Data entries:
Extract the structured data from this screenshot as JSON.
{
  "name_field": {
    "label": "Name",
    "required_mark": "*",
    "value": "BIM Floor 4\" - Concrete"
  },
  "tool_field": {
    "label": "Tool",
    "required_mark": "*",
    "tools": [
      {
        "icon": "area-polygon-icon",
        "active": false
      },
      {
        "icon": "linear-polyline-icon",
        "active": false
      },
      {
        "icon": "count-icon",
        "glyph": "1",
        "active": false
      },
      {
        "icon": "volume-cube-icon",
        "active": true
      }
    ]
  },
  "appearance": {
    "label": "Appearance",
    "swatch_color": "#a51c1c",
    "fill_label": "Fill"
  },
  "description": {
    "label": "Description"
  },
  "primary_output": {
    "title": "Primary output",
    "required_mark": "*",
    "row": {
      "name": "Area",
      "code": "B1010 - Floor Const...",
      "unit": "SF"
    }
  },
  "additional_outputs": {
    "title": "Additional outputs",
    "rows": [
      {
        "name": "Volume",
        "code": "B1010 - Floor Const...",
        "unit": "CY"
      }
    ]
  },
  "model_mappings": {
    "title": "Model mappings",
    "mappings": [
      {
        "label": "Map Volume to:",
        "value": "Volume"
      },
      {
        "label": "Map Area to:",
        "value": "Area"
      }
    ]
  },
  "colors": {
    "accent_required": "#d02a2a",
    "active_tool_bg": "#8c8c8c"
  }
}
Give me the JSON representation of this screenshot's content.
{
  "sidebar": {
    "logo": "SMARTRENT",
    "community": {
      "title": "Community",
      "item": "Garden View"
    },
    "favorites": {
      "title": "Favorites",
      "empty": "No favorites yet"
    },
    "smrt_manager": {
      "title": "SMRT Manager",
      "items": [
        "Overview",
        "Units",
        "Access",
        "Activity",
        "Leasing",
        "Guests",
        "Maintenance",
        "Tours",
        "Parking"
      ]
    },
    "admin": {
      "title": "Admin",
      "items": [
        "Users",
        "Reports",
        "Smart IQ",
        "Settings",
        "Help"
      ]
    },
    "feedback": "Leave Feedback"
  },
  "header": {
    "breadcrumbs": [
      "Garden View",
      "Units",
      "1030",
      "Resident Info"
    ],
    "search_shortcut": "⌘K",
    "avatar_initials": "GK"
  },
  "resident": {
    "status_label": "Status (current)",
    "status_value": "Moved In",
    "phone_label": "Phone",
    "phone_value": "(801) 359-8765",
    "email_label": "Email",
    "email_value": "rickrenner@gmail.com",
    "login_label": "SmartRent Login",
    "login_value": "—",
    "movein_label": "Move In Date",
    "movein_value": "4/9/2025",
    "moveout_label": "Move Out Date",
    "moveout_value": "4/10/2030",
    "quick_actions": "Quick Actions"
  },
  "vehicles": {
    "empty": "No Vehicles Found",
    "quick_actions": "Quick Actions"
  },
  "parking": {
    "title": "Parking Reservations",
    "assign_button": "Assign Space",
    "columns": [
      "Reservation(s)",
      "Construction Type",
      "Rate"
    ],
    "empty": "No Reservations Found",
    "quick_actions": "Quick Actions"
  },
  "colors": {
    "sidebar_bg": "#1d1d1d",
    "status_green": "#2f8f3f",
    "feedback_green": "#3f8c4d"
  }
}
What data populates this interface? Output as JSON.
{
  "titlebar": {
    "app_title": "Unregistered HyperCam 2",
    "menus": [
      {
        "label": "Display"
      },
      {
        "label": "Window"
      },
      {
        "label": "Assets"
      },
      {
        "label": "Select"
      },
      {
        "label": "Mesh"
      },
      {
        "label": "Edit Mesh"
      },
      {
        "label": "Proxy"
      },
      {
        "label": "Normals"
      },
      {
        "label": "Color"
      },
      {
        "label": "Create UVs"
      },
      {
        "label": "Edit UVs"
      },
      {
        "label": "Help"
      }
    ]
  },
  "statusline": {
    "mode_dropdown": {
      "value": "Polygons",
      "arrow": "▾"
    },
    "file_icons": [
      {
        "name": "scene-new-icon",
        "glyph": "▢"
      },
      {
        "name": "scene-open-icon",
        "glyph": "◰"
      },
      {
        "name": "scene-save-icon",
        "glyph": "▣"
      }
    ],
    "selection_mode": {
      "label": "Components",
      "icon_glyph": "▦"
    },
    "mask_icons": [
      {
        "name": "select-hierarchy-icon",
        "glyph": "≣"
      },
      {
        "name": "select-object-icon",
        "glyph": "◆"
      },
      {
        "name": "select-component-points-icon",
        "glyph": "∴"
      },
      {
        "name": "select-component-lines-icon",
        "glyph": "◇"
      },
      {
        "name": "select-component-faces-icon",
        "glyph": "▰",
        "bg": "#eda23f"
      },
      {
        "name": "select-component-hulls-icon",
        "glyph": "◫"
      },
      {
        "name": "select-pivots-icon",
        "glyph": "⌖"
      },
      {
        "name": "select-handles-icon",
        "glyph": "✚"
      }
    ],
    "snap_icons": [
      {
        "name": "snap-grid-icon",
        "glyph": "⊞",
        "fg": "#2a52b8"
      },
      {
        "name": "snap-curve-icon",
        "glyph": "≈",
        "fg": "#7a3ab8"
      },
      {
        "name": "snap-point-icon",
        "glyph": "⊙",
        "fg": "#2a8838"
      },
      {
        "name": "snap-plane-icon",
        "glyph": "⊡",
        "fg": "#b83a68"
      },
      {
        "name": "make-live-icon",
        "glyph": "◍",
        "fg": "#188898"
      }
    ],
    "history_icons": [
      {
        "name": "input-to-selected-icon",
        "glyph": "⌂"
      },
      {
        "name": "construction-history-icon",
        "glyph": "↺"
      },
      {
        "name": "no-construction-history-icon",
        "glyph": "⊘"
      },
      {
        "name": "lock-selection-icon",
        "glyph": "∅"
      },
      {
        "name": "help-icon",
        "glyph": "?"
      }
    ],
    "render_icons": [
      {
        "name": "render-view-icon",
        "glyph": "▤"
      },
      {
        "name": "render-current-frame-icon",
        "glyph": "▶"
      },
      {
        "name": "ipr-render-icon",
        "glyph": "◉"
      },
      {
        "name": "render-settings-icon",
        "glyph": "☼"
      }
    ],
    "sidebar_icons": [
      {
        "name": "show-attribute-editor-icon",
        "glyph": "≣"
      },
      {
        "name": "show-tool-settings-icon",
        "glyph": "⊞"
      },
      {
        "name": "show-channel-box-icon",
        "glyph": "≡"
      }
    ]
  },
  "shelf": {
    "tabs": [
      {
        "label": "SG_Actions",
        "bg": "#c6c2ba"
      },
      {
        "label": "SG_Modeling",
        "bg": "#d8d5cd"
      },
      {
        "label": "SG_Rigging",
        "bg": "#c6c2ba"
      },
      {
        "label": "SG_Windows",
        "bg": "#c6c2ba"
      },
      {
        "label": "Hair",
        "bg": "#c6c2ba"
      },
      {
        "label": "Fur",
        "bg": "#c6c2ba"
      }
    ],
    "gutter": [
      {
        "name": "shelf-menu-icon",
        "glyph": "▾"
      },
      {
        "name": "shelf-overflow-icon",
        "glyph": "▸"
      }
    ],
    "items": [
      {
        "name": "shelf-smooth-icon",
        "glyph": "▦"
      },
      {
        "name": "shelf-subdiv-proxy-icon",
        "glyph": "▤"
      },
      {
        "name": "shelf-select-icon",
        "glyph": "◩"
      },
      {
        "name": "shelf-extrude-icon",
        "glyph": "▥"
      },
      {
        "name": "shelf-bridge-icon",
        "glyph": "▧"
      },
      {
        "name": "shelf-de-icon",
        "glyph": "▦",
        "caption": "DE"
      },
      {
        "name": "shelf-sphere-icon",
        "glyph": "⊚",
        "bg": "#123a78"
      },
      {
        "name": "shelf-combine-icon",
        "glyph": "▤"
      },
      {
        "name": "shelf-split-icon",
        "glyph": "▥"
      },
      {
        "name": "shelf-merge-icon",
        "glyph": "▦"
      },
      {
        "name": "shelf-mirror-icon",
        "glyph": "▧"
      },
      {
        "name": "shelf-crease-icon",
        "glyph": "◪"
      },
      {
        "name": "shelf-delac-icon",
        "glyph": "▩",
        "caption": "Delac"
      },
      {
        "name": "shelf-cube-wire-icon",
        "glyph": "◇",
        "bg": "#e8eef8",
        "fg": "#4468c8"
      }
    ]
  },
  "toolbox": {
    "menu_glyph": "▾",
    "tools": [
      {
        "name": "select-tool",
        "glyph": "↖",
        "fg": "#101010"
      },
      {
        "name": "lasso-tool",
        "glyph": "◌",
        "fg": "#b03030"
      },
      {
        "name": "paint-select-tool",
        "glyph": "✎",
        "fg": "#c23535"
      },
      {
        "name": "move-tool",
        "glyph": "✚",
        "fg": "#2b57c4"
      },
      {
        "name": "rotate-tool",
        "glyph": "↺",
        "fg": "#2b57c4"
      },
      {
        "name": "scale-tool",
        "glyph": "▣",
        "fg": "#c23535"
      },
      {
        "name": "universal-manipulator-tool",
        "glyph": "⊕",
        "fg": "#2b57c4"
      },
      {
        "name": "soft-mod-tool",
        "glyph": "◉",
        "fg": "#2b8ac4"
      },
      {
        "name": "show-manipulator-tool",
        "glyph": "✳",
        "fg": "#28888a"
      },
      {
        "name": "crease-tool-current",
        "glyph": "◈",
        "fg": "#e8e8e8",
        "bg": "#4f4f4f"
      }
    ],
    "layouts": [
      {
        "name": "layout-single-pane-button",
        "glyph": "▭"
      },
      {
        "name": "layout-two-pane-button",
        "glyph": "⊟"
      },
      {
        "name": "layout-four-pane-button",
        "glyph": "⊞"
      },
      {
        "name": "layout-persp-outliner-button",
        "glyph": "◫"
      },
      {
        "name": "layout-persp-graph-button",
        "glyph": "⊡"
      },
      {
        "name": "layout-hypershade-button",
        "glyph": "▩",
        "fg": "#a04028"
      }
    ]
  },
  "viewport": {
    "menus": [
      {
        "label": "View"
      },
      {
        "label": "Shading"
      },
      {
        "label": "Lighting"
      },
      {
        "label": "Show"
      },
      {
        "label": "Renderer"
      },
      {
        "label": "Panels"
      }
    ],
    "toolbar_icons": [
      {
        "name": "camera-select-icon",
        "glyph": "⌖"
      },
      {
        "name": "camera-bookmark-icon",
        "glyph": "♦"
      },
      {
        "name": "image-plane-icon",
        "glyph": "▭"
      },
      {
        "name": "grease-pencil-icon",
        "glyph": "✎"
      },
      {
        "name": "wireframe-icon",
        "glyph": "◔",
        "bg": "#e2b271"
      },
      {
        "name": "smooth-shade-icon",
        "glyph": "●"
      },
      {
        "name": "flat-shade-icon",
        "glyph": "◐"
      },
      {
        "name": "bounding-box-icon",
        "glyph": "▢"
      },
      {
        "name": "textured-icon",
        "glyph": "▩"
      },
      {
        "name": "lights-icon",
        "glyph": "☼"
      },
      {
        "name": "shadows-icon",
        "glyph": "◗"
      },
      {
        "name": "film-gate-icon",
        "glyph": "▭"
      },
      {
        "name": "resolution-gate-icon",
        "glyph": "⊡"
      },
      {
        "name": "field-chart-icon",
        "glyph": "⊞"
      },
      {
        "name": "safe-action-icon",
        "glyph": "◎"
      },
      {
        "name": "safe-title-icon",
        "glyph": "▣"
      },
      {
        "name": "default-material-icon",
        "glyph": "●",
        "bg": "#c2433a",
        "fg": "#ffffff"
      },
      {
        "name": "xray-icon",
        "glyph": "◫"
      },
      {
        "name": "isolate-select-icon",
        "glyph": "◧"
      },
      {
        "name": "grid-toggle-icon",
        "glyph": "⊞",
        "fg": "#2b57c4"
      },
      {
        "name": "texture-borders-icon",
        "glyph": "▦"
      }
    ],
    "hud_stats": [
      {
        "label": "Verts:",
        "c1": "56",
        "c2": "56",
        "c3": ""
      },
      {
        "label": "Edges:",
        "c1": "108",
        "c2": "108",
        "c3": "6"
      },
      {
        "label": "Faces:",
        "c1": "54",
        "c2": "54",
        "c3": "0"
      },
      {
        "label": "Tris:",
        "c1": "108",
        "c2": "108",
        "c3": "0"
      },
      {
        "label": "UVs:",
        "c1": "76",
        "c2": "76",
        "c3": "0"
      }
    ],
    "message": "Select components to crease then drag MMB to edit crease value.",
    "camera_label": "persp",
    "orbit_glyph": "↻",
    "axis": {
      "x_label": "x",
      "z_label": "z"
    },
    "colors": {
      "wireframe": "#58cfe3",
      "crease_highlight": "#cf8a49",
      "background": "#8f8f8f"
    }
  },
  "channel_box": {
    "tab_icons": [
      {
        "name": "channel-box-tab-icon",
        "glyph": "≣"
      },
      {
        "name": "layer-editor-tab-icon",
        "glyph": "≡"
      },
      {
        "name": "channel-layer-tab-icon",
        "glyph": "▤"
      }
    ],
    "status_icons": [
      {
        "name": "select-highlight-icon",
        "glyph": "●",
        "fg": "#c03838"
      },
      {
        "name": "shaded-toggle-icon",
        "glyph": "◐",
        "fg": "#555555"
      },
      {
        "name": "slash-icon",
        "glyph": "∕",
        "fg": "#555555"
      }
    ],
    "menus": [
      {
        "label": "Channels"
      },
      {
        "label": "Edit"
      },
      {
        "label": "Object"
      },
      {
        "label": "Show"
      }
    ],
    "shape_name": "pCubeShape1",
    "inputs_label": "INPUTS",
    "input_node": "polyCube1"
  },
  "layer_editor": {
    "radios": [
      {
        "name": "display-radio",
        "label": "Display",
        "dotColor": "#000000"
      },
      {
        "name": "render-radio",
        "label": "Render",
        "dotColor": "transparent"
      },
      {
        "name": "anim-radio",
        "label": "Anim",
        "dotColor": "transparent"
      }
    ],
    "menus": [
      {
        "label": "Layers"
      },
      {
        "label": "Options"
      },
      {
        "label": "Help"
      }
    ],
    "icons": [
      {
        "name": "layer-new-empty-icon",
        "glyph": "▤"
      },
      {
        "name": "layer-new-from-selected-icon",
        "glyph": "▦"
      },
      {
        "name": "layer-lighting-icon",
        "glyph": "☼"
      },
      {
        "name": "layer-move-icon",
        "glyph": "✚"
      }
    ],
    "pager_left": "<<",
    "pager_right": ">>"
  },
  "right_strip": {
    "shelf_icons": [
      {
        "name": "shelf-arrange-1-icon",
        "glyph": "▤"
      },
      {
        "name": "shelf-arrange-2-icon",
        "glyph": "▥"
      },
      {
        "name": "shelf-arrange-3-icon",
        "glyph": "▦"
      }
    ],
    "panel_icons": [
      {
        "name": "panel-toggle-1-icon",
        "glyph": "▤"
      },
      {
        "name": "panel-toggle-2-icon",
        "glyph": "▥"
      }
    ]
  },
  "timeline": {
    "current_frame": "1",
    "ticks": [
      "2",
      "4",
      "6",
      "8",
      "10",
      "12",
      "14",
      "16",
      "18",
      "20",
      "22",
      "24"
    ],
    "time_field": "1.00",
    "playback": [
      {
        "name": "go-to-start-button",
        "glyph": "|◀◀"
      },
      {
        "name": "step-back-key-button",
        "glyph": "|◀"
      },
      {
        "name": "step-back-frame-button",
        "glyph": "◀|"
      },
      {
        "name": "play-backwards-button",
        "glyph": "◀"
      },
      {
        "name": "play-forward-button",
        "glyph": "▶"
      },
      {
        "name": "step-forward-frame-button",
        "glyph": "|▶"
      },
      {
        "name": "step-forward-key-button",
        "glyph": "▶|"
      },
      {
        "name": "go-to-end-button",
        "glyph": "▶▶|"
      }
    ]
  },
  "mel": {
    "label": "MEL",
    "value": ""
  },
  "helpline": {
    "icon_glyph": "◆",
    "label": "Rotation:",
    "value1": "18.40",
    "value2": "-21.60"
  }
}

### What you will do
The word "JSON" may appear on some lines. Report how many lines hold it, giving the number alone.

### Final result
3